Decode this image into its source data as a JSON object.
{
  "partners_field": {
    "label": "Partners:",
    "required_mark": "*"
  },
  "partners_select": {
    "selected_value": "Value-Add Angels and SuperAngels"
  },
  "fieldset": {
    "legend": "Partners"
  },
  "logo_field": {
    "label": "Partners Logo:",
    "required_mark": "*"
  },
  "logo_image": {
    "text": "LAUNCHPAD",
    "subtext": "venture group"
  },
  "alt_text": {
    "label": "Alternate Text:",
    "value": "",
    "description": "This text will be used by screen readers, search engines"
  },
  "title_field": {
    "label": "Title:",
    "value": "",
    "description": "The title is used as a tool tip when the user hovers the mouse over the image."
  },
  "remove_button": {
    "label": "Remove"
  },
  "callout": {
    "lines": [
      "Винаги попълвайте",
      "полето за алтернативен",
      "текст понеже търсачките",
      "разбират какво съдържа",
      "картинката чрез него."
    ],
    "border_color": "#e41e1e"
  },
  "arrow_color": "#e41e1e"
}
════════════════════
* [Task instructions] Using the material above, print every entry exactly as written.

* [Exercise output]
Decode this image into its source data as a JSON object.
{
  "partners_field": {
    "label": "Partners:",
    "required_mark": "*"
  },
  "partners_select": {
    "selected_value": "Value-Add Angels and SuperAngels"
  },
  "fieldset": {
    "legend": "Partners"
  },
  "logo_field": {
    "label": "Partners Logo:",
    "required_mark": "*"
  },
  "logo_image": {
    "text": "LAUNCHPAD",
    "subtext": "venture group"
  },
  "alt_text": {
    "label": "Alternate Text:",
    "value": "",
    "description": "This text will be used by screen readers, search engines"
  },
  "title_field": {
    "label": "Title:",
    "value": "",
    "description": "The title is used as a tool tip when the user hovers the mouse over the image."
  },
  "remove_button": {
    "label": "Remove"
  },
  "callout": {
    "lines": [
      "Винаги попълвайте",
      "полето за алтернативен",
      "текст понеже търсачките",
      "разбират какво съдържа",
      "картинката чрез него."
    ],
    "border_color": "#e41e1e"
  },
  "arrow_color": "#e41e1e"
}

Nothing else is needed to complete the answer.